### SELECTION
☆ ☆ ☆ ☆ ☆

On La Russa: Deserves got nothin' to do with it

John J. Hopkins Nov. 5, 2011, 4:16am


"Unforgiven" is the Clint Eastwood 1992 Oscar winner for Best Picture.

Over the years, it has earned a place in the field of classic Westerns, one of only three to win the top Academy Award. It tells the tale of William Munny, notorious as a hired killer, but now a widowed farmer desperately scratching out a meager living on the harsh Kansas plains.

He is reluctantly convinced to come out of retirement to go after a bounty put out by a frontier madame, seeking revenge on a group of cowboys for the mutilation of one of her "girls."

In the climactic scene, Munny stands over the wounded town Marshal Little Bill. With shotgun in hand, he calmly guarantees his death. The Marshal, faced by the inequity of the whole turn of events, shouts in desperation, "I don't deserve this."

☆ ☆ ☆ ☆ ☆

### EXERCISE REQUIREMENTS
Print, word for word, the stretch of the La Russa piece that opens with the words containing "On La Russa: Deserves" and closes with "harsh Kansas plains.".

### EXTRACTED ENTRIES

☆ ☆ ☆ ☆ ☆

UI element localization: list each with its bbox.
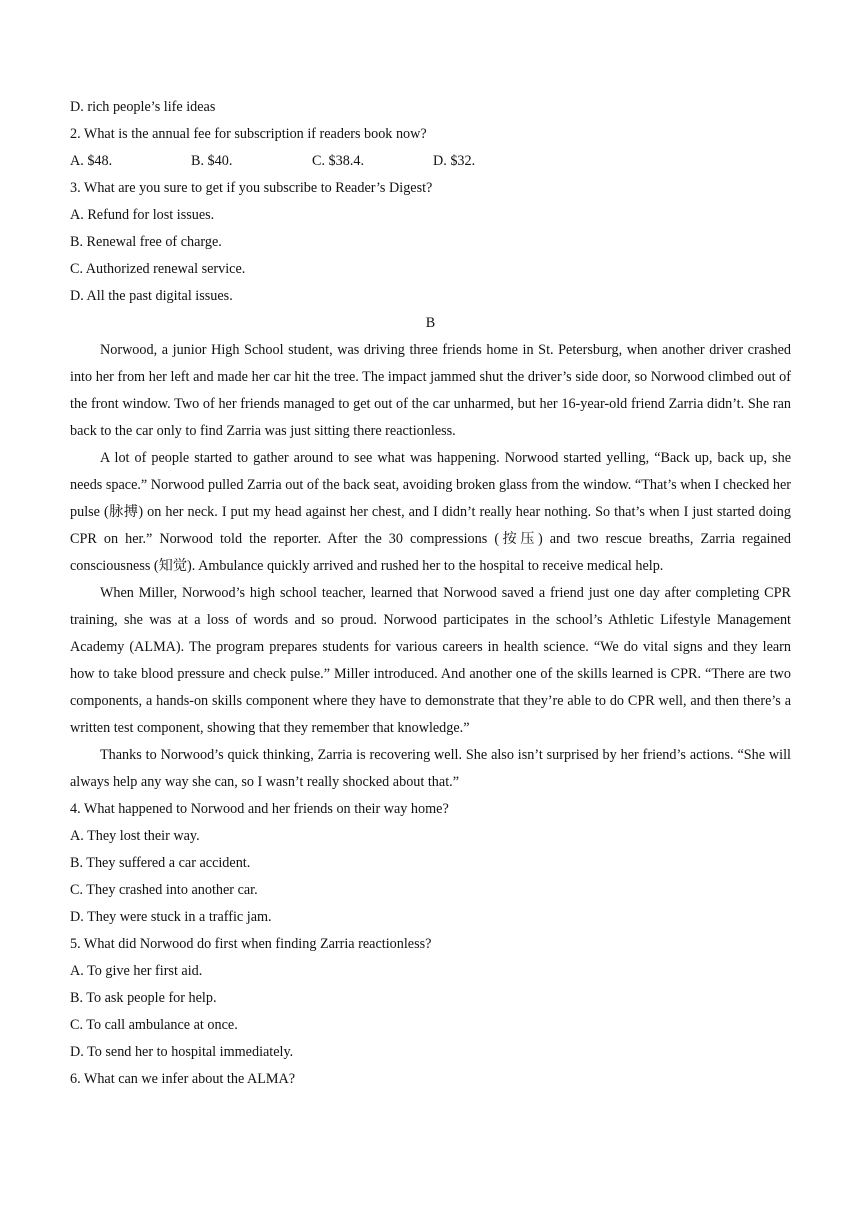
- passage-paragraph-3: When Miller, Norwood’s high school teacher, learned that Norwood saved a friend just one day after completing CPR training, she was at a loss of words and so proud. Norwood participates in the school’s Athletic Lifestyle Management Academy (ALMA). The program prepares students for various careers in health science. “We do vital signs and they learn how to take blood pressure and check pulse.” Miller introduced. And another one of the skills learned is CPR. “There are two components, a hands-on skills component where they have to demonstrate that they’re able to do CPR well, and then there’s a written test component, showing that they remember that knowledge.”: [70, 585, 791, 736]
- q6-stem: 6. What can we infer about the ALMA?: [70, 1071, 296, 1087]
- q4-option-a: A. They lost their way.: [70, 828, 200, 844]
- q2-options: [70, 148, 791, 175]
- q3-option-c: C. Authorized renewal service.: [70, 261, 246, 277]
- q3-option-b: B. Renewal free of charge.: [70, 234, 222, 250]
- document-page: [70, 94, 791, 1093]
- q5-option-d: D. To send her to hospital immediately.: [70, 1044, 294, 1060]
- q5-option-a: A. To give her first aid.: [70, 963, 203, 979]
- q3-option-a: A. Refund for lost issues.: [70, 207, 215, 223]
- q5-option-b: B. To ask people for help.: [70, 990, 217, 1006]
- q3-option-d: D. All the past digital issues.: [70, 288, 233, 304]
- q4-option-c: C. They crashed into another car.: [70, 882, 258, 898]
- q2-option-d: D. $32.: [433, 153, 476, 169]
- q5-option-c: C. To call ambulance at once.: [70, 1017, 238, 1033]
- q4-option-d: D. They were stuck in a traffic jam.: [70, 909, 272, 925]
- q1-option-d: D. rich people’s life ideas: [70, 99, 216, 115]
- q2-option-c: C. $38.4.: [312, 153, 365, 169]
- q4-option-b: B. They suffered a car accident.: [70, 855, 251, 871]
- q2-option-a: A. $48.: [70, 153, 113, 169]
- q4-stem: 4. What happened to Norwood and her friends on their way home?: [70, 801, 449, 817]
- passage-paragraph-1: Norwood, a junior High School student, was driving three friends home in St. Petersburg, when another driver crashed into her from her left and made her car hit the tree. The impact jammed shut the driver’s side door, so Norwood climbed out of the front window. Two of her friends managed to get out of the car unharmed, but her 16-year-old friend Zarria didn’t. She ran back to the car only to find Zarria was just sitting there reactionless.: [70, 342, 791, 439]
- q3-stem: 3. What are you sure to get if you subscribe to Reader’s Digest?: [70, 180, 433, 196]
- passage-paragraph-4: Thanks to Norwood’s quick thinking, Zarria is recovering well. She also isn’t surprised by her friend’s actions. “She will always help any way she can, so I wasn’t really shocked about that.”: [70, 747, 791, 790]
- passage-paragraph-2: A lot of people started to gather around to see what was happening. Norwood started yelling, “Back up, back up, she needs space.” Norwood pulled Zarria out of the back seat, avoiding broken glass from the window. “That’s when I checked her pulse (脉搏) on her neck. I put my head against her chest, and I didn’t really hear nothing. So that’s when I just started doing CPR on her.” Norwood told the reporter. After the 30 compressions (按压) and two rescue breaths, Zarria regained consciousness (知觉). Ambulance quickly arrived and rushed her to the hospital to receive medical help.: [70, 450, 791, 574]
- section-heading: B: [425, 315, 436, 331]
- q2-stem: 2. What is the annual fee for subscription if readers book now?: [70, 126, 427, 142]
- q5-stem: 5. What did Norwood do first when finding Zarria reactionless?: [70, 936, 432, 952]
- q2-option-b: B. $40.: [191, 153, 233, 169]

☆ ☆ ☆ ☆ ☆

### REPLY
On La Russa: Deserves got nothin' to do with it

John J. Hopkins Nov. 5, 2011, 4:16am


"Unforgiven" is the Clint Eastwood 1992 Oscar winner for Best Picture.

Over the years, it has earned a place in the field of classic Westerns, one of only three to win the top Academy Award. It tells the tale of William Munny, notorious as a hired killer, but now a widowed farmer desperately scratching out a meager living on the harsh Kansas plains.